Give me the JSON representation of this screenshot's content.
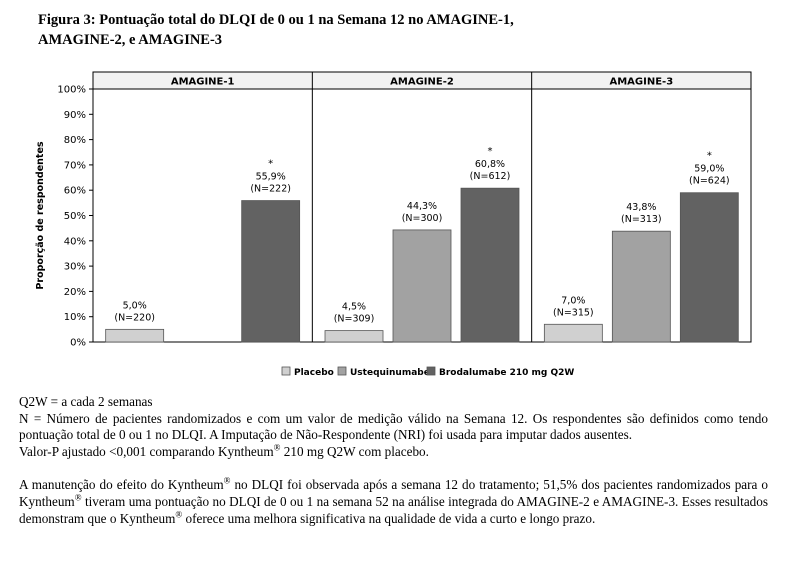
{
  "title": {
    "line1": "Figura 3: Pontuação total do DLQI de 0 ou 1 na Semana 12 no AMAGINE-1,",
    "line2": "AMAGINE-2, e AMAGINE-3"
  },
  "chart_data": {
    "type": "bar",
    "title": "Figura 3: Pontuação total do DLQI de 0 ou 1 na Semana 12 no AMAGINE-1, AMAGINE-2, e AMAGINE-3",
    "ylabel": "Proporção de respondentes",
    "ylim": [
      0,
      100
    ],
    "yticks": [
      "0%",
      "10%",
      "20%",
      "30%",
      "40%",
      "50%",
      "60%",
      "70%",
      "80%",
      "90%",
      "100%"
    ],
    "grid": false,
    "legend_position": "bottom",
    "panels": [
      {
        "name": "AMAGINE-1",
        "bars": [
          {
            "series": "Placebo",
            "value": 5.0,
            "label": "5,0%",
            "n": "(N=220)",
            "star": ""
          },
          {
            "series": "Brodalumabe 210 mg Q2W",
            "value": 55.9,
            "label": "55,9%",
            "n": "(N=222)",
            "star": "*"
          }
        ]
      },
      {
        "name": "AMAGINE-2",
        "bars": [
          {
            "series": "Placebo",
            "value": 4.5,
            "label": "4,5%",
            "n": "(N=309)",
            "star": ""
          },
          {
            "series": "Ustequinumabe",
            "value": 44.3,
            "label": "44,3%",
            "n": "(N=300)",
            "star": ""
          },
          {
            "series": "Brodalumabe 210 mg Q2W",
            "value": 60.8,
            "label": "60,8%",
            "n": "(N=612)",
            "star": "*"
          }
        ]
      },
      {
        "name": "AMAGINE-3",
        "bars": [
          {
            "series": "Placebo",
            "value": 7.0,
            "label": "7,0%",
            "n": "(N=315)",
            "star": ""
          },
          {
            "series": "Ustequinumabe",
            "value": 43.8,
            "label": "43,8%",
            "n": "(N=313)",
            "star": ""
          },
          {
            "series": "Brodalumabe 210 mg Q2W",
            "value": 59.0,
            "label": "59,0%",
            "n": "(N=624)",
            "star": "*"
          }
        ]
      }
    ],
    "series": [
      {
        "name": "Placebo",
        "color": "#d0d0d0"
      },
      {
        "name": "Ustequinumabe",
        "color": "#a2a2a2"
      },
      {
        "name": "Brodalumabe 210 mg Q2W",
        "color": "#626262"
      }
    ]
  },
  "notes": {
    "q2w": "Q2W = a cada 2 semanas",
    "n_def": "N = Número de pacientes randomizados e com um valor de medição válido na Semana 12. Os respondentes são definidos como tendo pontuação total de 0 ou 1 no DLQI. A Imputação de Não-Respondente (NRI) foi usada para imputar dados ausentes.",
    "pvalue_a": "Valor-P ajustado <0,001 comparando Kyntheum",
    "pvalue_b": " 210 mg Q2W com placebo.",
    "reg": "®",
    "para_a": "A manutenção do efeito do Kyntheum",
    "para_b": " no DLQI foi observada após a semana 12 do tratamento; 51,5% dos pacientes randomizados para o Kyntheum",
    "para_c": " tiveram uma pontuação no DLQI de 0 ou 1 na semana 52 na análise integrada do AMAGINE-2 e AMAGINE-3. Esses resultados demonstram que o Kyntheum",
    "para_d": " oferece uma melhora significativa na qualidade de vida a curto e longo prazo."
  }
}
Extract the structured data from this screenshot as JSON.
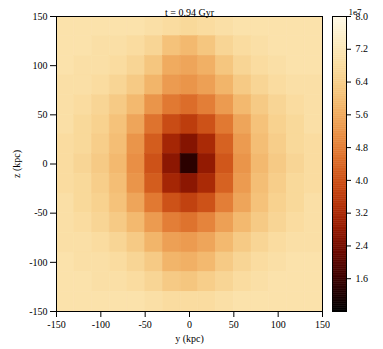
{
  "chart_data": {
    "type": "heatmap",
    "title": "t = 0.94 Gyr",
    "xlabel": "y (kpc)",
    "ylabel": "z (kpc)",
    "xlim": [
      -150,
      150
    ],
    "ylim": [
      -150,
      150
    ],
    "xticks": [
      -150,
      -100,
      -50,
      0,
      50,
      100,
      150
    ],
    "yticks": [
      -150,
      -100,
      -50,
      0,
      50,
      100,
      150
    ],
    "x_edges": [
      -150,
      -130,
      -110,
      -90,
      -70,
      -50,
      -30,
      -10,
      10,
      30,
      50,
      70,
      90,
      110,
      130,
      150
    ],
    "y_edges": [
      150,
      130,
      110,
      90,
      70,
      50,
      30,
      10,
      -10,
      -30,
      -50,
      -70,
      -90,
      -110,
      -130,
      -150
    ],
    "values": [
      [
        7.0,
        7.0,
        7.0,
        7.0,
        7.0,
        6.9,
        6.8,
        6.7,
        6.8,
        6.9,
        7.0,
        7.0,
        7.0,
        7.0,
        7.0
      ],
      [
        7.0,
        7.0,
        6.9,
        6.9,
        6.8,
        6.6,
        6.1,
        5.9,
        6.2,
        6.6,
        6.8,
        6.9,
        7.0,
        7.0,
        7.0
      ],
      [
        7.0,
        6.9,
        6.9,
        6.8,
        6.6,
        6.2,
        5.6,
        5.5,
        5.7,
        6.2,
        6.6,
        6.8,
        6.9,
        7.0,
        7.0
      ],
      [
        6.9,
        6.9,
        6.8,
        6.6,
        6.3,
        5.8,
        5.3,
        5.2,
        5.4,
        5.8,
        6.3,
        6.6,
        6.8,
        6.9,
        6.9
      ],
      [
        6.9,
        6.8,
        6.6,
        6.3,
        5.9,
        5.2,
        4.7,
        4.5,
        4.8,
        5.3,
        5.9,
        6.3,
        6.6,
        6.8,
        6.9
      ],
      [
        6.9,
        6.7,
        6.5,
        6.1,
        5.5,
        4.6,
        3.9,
        3.6,
        4.0,
        4.7,
        5.5,
        6.1,
        6.5,
        6.7,
        6.9
      ],
      [
        6.8,
        6.7,
        6.4,
        6.0,
        5.2,
        4.2,
        3.1,
        2.6,
        3.2,
        4.3,
        5.3,
        6.0,
        6.4,
        6.7,
        6.8
      ],
      [
        6.8,
        6.6,
        6.3,
        5.9,
        5.1,
        4.0,
        2.7,
        1.4,
        2.8,
        4.1,
        5.2,
        5.9,
        6.3,
        6.6,
        6.8
      ],
      [
        6.8,
        6.7,
        6.4,
        6.0,
        5.2,
        4.2,
        3.1,
        2.7,
        3.2,
        4.3,
        5.3,
        6.0,
        6.4,
        6.7,
        6.8
      ],
      [
        6.9,
        6.7,
        6.5,
        6.1,
        5.5,
        4.7,
        4.0,
        3.7,
        4.0,
        4.8,
        5.5,
        6.1,
        6.5,
        6.7,
        6.9
      ],
      [
        6.9,
        6.8,
        6.6,
        6.3,
        5.9,
        5.3,
        4.8,
        4.6,
        4.9,
        5.4,
        5.9,
        6.3,
        6.6,
        6.8,
        6.9
      ],
      [
        6.9,
        6.9,
        6.8,
        6.6,
        6.3,
        5.8,
        5.4,
        5.3,
        5.5,
        5.9,
        6.3,
        6.6,
        6.8,
        6.9,
        6.9
      ],
      [
        7.0,
        6.9,
        6.9,
        6.8,
        6.6,
        6.3,
        5.8,
        5.7,
        5.9,
        6.3,
        6.6,
        6.8,
        6.9,
        7.0,
        7.0
      ],
      [
        7.0,
        7.0,
        6.9,
        6.9,
        6.8,
        6.6,
        6.3,
        6.2,
        6.4,
        6.6,
        6.8,
        6.9,
        7.0,
        7.0,
        7.0
      ],
      [
        7.0,
        7.0,
        7.0,
        7.0,
        7.0,
        6.9,
        6.8,
        6.8,
        6.8,
        6.9,
        7.0,
        7.0,
        7.0,
        7.0,
        7.0
      ]
    ],
    "colorbar": {
      "lim": [
        0.8,
        8.0
      ],
      "ticks": [
        1.6,
        2.4,
        3.2,
        {
          "value": 4.0,
          "label": "4.0"
        },
        4.8,
        5.6,
        6.4,
        7.2,
        {
          "value": 8.0,
          "label": "8.0"
        }
      ],
      "offset_label": "1e7"
    }
  }
}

◆ ◆ ◆ ◆ ◆ ◆ ◆

Quote the material word for word, dropping any images it holds.

[THE ANSWER]:
Give me the JSON representation of this screenshot's content.
{
  "title": {
    "line1": "Figura 3: Pontuação total do DLQI de 0 ou 1 na Semana 12 no AMAGINE-1,",
    "line2": "AMAGINE-2, e AMAGINE-3"
  },
  "chart_data": {
    "type": "bar",
    "title": "Figura 3: Pontuação total do DLQI de 0 ou 1 na Semana 12 no AMAGINE-1, AMAGINE-2, e AMAGINE-3",
    "ylabel": "Proporção de respondentes",
    "ylim": [
      0,
      100
    ],
    "yticks": [
      "0%",
      "10%",
      "20%",
      "30%",
      "40%",
      "50%",
      "60%",
      "70%",
      "80%",
      "90%",
      "100%"
    ],
    "grid": false,
    "legend_position": "bottom",
    "panels": [
      {
        "name": "AMAGINE-1",
        "bars": [
          {
            "series": "Placebo",
            "value": 5.0,
            "label": "5,0%",
            "n": "(N=220)",
            "star": ""
          },
          {
            "series": "Brodalumabe 210 mg Q2W",
            "value": 55.9,
            "label": "55,9%",
            "n": "(N=222)",
            "star": "*"
          }
        ]
      },
      {
        "name": "AMAGINE-2",
        "bars": [
          {
            "series": "Placebo",
            "value": 4.5,
            "label": "4,5%",
            "n": "(N=309)",
            "star": ""
          },
          {
            "series": "Ustequinumabe",
            "value": 44.3,
            "label": "44,3%",
            "n": "(N=300)",
            "star": ""
          },
          {
            "series": "Brodalumabe 210 mg Q2W",
            "value": 60.8,
            "label": "60,8%",
            "n": "(N=612)",
            "star": "*"
          }
        ]
      },
      {
        "name": "AMAGINE-3",
        "bars": [
          {
            "series": "Placebo",
            "value": 7.0,
            "label": "7,0%",
            "n": "(N=315)",
            "star": ""
          },
          {
            "series": "Ustequinumabe",
            "value": 43.8,
            "label": "43,8%",
            "n": "(N=313)",
            "star": ""
          },
          {
            "series": "Brodalumabe 210 mg Q2W",
            "value": 59.0,
            "label": "59,0%",
            "n": "(N=624)",
            "star": "*"
          }
        ]
      }
    ],
    "series": [
      {
        "name": "Placebo",
        "color": "#d0d0d0"
      },
      {
        "name": "Ustequinumabe",
        "color": "#a2a2a2"
      },
      {
        "name": "Brodalumabe 210 mg Q2W",
        "color": "#626262"
      }
    ]
  },
  "notes": {
    "q2w": "Q2W = a cada 2 semanas",
    "n_def": "N = Número de pacientes randomizados e com um valor de medição válido na Semana 12. Os respondentes são definidos como tendo pontuação total de 0 ou 1 no DLQI. A Imputação de Não-Respondente (NRI) foi usada para imputar dados ausentes.",
    "pvalue_a": "Valor-P ajustado <0,001 comparando Kyntheum",
    "pvalue_b": " 210 mg Q2W com placebo.",
    "reg": "®",
    "para_a": "A manutenção do efeito do Kyntheum",
    "para_b": " no DLQI foi observada após a semana 12 do tratamento; 51,5% dos pacientes randomizados para o Kyntheum",
    "para_c": " tiveram uma pontuação no DLQI de 0 ou 1 na semana 52 na análise integrada do AMAGINE-2 e AMAGINE-3. Esses resultados demonstram que o Kyntheum",
    "para_d": " oferece uma melhora significativa na qualidade de vida a curto e longo prazo."
  }
}
Extract the structured data from this screenshot as JSON.
{
  "chart_data": {
    "type": "heatmap",
    "title": "t = 0.94 Gyr",
    "xlabel": "y (kpc)",
    "ylabel": "z (kpc)",
    "xlim": [
      -150,
      150
    ],
    "ylim": [
      -150,
      150
    ],
    "xticks": [
      -150,
      -100,
      -50,
      0,
      50,
      100,
      150
    ],
    "yticks": [
      -150,
      -100,
      -50,
      0,
      50,
      100,
      150
    ],
    "x_edges": [
      -150,
      -130,
      -110,
      -90,
      -70,
      -50,
      -30,
      -10,
      10,
      30,
      50,
      70,
      90,
      110,
      130,
      150
    ],
    "y_edges": [
      150,
      130,
      110,
      90,
      70,
      50,
      30,
      10,
      -10,
      -30,
      -50,
      -70,
      -90,
      -110,
      -130,
      -150
    ],
    "values": [
      [
        7.0,
        7.0,
        7.0,
        7.0,
        7.0,
        6.9,
        6.8,
        6.7,
        6.8,
        6.9,
        7.0,
        7.0,
        7.0,
        7.0,
        7.0
      ],
      [
        7.0,
        7.0,
        6.9,
        6.9,
        6.8,
        6.6,
        6.1,
        5.9,
        6.2,
        6.6,
        6.8,
        6.9,
        7.0,
        7.0,
        7.0
      ],
      [
        7.0,
        6.9,
        6.9,
        6.8,
        6.6,
        6.2,
        5.6,
        5.5,
        5.7,
        6.2,
        6.6,
        6.8,
        6.9,
        7.0,
        7.0
      ],
      [
        6.9,
        6.9,
        6.8,
        6.6,
        6.3,
        5.8,
        5.3,
        5.2,
        5.4,
        5.8,
        6.3,
        6.6,
        6.8,
        6.9,
        6.9
      ],
      [
        6.9,
        6.8,
        6.6,
        6.3,
        5.9,
        5.2,
        4.7,
        4.5,
        4.8,
        5.3,
        5.9,
        6.3,
        6.6,
        6.8,
        6.9
      ],
      [
        6.9,
        6.7,
        6.5,
        6.1,
        5.5,
        4.6,
        3.9,
        3.6,
        4.0,
        4.7,
        5.5,
        6.1,
        6.5,
        6.7,
        6.9
      ],
      [
        6.8,
        6.7,
        6.4,
        6.0,
        5.2,
        4.2,
        3.1,
        2.6,
        3.2,
        4.3,
        5.3,
        6.0,
        6.4,
        6.7,
        6.8
      ],
      [
        6.8,
        6.6,
        6.3,
        5.9,
        5.1,
        4.0,
        2.7,
        1.4,
        2.8,
        4.1,
        5.2,
        5.9,
        6.3,
        6.6,
        6.8
      ],
      [
        6.8,
        6.7,
        6.4,
        6.0,
        5.2,
        4.2,
        3.1,
        2.7,
        3.2,
        4.3,
        5.3,
        6.0,
        6.4,
        6.7,
        6.8
      ],
      [
        6.9,
        6.7,
        6.5,
        6.1,
        5.5,
        4.7,
        4.0,
        3.7,
        4.0,
        4.8,
        5.5,
        6.1,
        6.5,
        6.7,
        6.9
      ],
      [
        6.9,
        6.8,
        6.6,
        6.3,
        5.9,
        5.3,
        4.8,
        4.6,
        4.9,
        5.4,
        5.9,
        6.3,
        6.6,
        6.8,
        6.9
      ],
      [
        6.9,
        6.9,
        6.8,
        6.6,
        6.3,
        5.8,
        5.4,
        5.3,
        5.5,
        5.9,
        6.3,
        6.6,
        6.8,
        6.9,
        6.9
      ],
      [
        7.0,
        6.9,
        6.9,
        6.8,
        6.6,
        6.3,
        5.8,
        5.7,
        5.9,
        6.3,
        6.6,
        6.8,
        6.9,
        7.0,
        7.0
      ],
      [
        7.0,
        7.0,
        6.9,
        6.9,
        6.8,
        6.6,
        6.3,
        6.2,
        6.4,
        6.6,
        6.8,
        6.9,
        7.0,
        7.0,
        7.0
      ],
      [
        7.0,
        7.0,
        7.0,
        7.0,
        7.0,
        6.9,
        6.8,
        6.8,
        6.8,
        6.9,
        7.0,
        7.0,
        7.0,
        7.0,
        7.0
      ]
    ],
    "colorbar": {
      "lim": [
        0.8,
        8.0
      ],
      "ticks": [
        1.6,
        2.4,
        3.2,
        {
          "value": 4.0,
          "label": "4.0"
        },
        4.8,
        5.6,
        6.4,
        7.2,
        {
          "value": 8.0,
          "label": "8.0"
        }
      ],
      "offset_label": "1e7"
    }
  }
}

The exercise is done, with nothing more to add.